◆ **Texte**
◇ ◇ ◇

À Lyon, la dépollution des fleuves est un enjeu majeur, encore trop méconnu du grand public. Face aux déchets plastiques, aux micropolluants et aux eaux usées, associations, chercheurs et pouvoirs publics mènent la danse pour redonner au Rhône et à la Saône leur pureté d’antan.
Chaque année, à Lyon, la dépollution est un sujet tabou. Plusieurs tonnes de déchets sont retirées du Rhône et de la Saône. En première ligne, des associations locales comme Odysseus 3.1 organisent régulièrement des opérations de nettoyage subaquatique.
Ces plongées de dépollution, ouvertes aux bénévoles, sont souvent spectaculaires. « Rien qu’en 2023, nos équipes ont remonté plus de cinq tonnes de détritus, dont des trottinettes, des caddies, des scooters, et même des coffres-forts », raconte Lionel Rard, plongeur professionnel et fondateur de l’association.
Ces interventions visent à soulager les fleuves d’une pollution visible mais aussi à alerter sur l’ampleur du problème.
Mais au-delà des déchets solides, une autre forme de pollution, plus discrète, inquiète les scientifiques : celle des micropolluants. Ces substances chimiques invisibles — résidus de médicaments, de produits ménagers ou de cosmétiques — ne sont pas éliminées par les stations d’épuration traditionnelles.
Pour y faire face, l’agence de l’eau Rhône Méditerranée Corse a lancé depuis 2020 un programme pilote à Lyon, visant à améliorer le traitement des eaux usées. Des chercheurs de l’INSA Lyon testent notamment de nouveaux filtres à charbon actif et des techniques innovantes de biodégradation.

◇ ◇ ◇

◆ **Jeu de données**
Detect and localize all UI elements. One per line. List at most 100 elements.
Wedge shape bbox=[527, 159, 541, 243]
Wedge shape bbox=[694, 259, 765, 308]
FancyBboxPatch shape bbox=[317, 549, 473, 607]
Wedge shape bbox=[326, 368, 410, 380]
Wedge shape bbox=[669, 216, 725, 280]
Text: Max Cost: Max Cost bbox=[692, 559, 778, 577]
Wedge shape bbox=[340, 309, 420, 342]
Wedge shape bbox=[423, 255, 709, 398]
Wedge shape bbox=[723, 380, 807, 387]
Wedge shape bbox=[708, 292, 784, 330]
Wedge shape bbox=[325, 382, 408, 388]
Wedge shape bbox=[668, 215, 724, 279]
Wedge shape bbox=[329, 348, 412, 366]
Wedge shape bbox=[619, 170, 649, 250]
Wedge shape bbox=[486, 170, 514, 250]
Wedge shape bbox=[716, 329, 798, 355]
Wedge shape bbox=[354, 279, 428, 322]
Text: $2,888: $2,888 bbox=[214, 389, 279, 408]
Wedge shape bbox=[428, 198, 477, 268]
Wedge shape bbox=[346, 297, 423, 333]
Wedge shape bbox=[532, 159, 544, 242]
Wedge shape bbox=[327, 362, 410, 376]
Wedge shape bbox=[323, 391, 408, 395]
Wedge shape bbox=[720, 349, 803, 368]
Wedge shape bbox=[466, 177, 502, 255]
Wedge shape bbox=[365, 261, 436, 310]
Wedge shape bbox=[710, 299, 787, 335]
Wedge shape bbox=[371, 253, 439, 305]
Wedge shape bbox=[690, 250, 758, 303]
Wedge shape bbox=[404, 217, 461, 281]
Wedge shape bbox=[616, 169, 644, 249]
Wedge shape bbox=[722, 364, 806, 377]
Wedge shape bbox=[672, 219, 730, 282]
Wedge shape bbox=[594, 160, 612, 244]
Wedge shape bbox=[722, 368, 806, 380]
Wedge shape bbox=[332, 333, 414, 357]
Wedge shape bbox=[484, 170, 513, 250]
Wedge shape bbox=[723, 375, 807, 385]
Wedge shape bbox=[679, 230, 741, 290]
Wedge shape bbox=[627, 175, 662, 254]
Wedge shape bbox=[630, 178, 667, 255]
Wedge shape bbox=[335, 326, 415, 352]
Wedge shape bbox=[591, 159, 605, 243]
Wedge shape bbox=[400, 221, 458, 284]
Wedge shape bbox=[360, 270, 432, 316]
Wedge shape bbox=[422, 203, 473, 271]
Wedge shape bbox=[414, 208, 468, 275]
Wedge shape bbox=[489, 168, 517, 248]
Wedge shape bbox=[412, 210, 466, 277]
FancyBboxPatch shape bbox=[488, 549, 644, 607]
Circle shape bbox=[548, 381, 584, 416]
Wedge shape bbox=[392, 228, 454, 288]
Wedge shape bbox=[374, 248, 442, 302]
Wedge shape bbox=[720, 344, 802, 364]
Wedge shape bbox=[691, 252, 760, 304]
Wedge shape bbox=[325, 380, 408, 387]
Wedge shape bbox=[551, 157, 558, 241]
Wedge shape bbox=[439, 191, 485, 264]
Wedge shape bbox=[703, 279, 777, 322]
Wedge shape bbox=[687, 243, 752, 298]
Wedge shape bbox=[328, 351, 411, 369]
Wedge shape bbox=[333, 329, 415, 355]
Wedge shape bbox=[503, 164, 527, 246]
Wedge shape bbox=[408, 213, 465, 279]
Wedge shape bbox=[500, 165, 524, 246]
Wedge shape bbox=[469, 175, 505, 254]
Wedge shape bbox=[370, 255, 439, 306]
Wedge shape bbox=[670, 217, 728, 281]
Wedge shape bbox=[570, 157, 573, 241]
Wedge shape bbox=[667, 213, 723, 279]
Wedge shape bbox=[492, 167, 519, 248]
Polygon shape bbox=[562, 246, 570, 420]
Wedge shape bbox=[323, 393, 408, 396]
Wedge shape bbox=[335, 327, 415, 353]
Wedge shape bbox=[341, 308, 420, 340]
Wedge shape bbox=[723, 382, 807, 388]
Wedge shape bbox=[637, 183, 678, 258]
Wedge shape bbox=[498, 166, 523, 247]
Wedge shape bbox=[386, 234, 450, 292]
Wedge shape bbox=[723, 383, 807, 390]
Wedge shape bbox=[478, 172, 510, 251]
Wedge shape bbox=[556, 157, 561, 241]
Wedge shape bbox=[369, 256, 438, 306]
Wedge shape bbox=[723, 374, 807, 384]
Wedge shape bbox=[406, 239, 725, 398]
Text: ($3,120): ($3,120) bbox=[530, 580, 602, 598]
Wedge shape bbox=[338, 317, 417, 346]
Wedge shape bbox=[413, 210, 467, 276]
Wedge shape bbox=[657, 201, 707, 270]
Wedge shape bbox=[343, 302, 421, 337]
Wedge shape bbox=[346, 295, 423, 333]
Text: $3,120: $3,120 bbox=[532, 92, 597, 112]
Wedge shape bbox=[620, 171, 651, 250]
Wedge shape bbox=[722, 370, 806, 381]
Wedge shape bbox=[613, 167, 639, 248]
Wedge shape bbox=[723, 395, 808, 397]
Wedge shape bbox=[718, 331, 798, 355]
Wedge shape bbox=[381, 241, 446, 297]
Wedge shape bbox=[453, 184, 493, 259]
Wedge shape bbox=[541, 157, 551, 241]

◇ ◇ ◇

◆ **Consignes**
1. Répondez à ces questions d'après le texte sur la dépollution des fleuves à Lyon :
(a) Quelle association locale organise des opérations de nettoyage subaquatique ?
(b) Quelle quantité de détritus ses équipes ont-elles remontée en 2023 ?
(c) Depuis quelle année l'agence de l'eau Rhône Méditerranée Corse mène-t-elle un programme pilote à Lyon ?
2. Reproduisez le passage du texte sur la dépollution des fleuves à Lyon qui commence par « À Lyon, la dépollution des » et se poursuit jusqu'à « de nettoyage subaquatique. ».
3. Reprenez le texte sur la dépollution des fleuves à Lyon là où il s'arrête.
Les données forment un ensemble distinct du texte.

◆ **Réponses**
1.
(a) Odysseus 3.1.
(b) Plus de cinq tonnes.
(c) Depuis 2020.

2.
À Lyon, la dépollution des fleuves est un enjeu majeur, encore trop méconnu du grand public. Face aux déchets plastiques, aux micropolluants et aux eaux usées, associations, chercheurs et pouvoirs publics mènent la danse pour redonner au Rhône et à la Saône leur pureté d’antan.
Chaque année, à Lyon, la dépollution est un sujet tabou. Plusieurs tonnes de déchets sont retirées du Rhône et de la Saône. En première ligne, des associations locales comme Odysseus 3.1 organisent régulièrement des opérations de nettoyage subaquatique.

3.
Repenser la ville avec le Rhône et la Saône
Longtemps considérés comme de simples axes de navigation ou de drainage. « On a longtemps tourné le dos au Rhône et à la Saône. Aujourd’hui, on veut les réintégrer dans l’espace urbain tout en les protégeant », explique Thomas Terrien, chargé de mission à la Métropole de Lyon. Des projets d’aménagement durable émergent, notamment à la Confluence ou sur les berges de la Saône, mêlant espaces verts, zones humides restaurées et infrastructures capables de retenir et filtrer les eaux de pluie avant qu’elles ne rejoignent les fleuves.
L’enjeu est également réglementaire. La France, dans le cadre de la directive-cadre européenne sur l’eau, s’est engagée à atteindre un « bon état écologique » de toutes ses masses d’eau d’ici à 2027. Cette obligation juridique pousse les collectivités à accélérer leurs investissements dans des solutions de dépollution, souvent coûteuses mais nécessaires.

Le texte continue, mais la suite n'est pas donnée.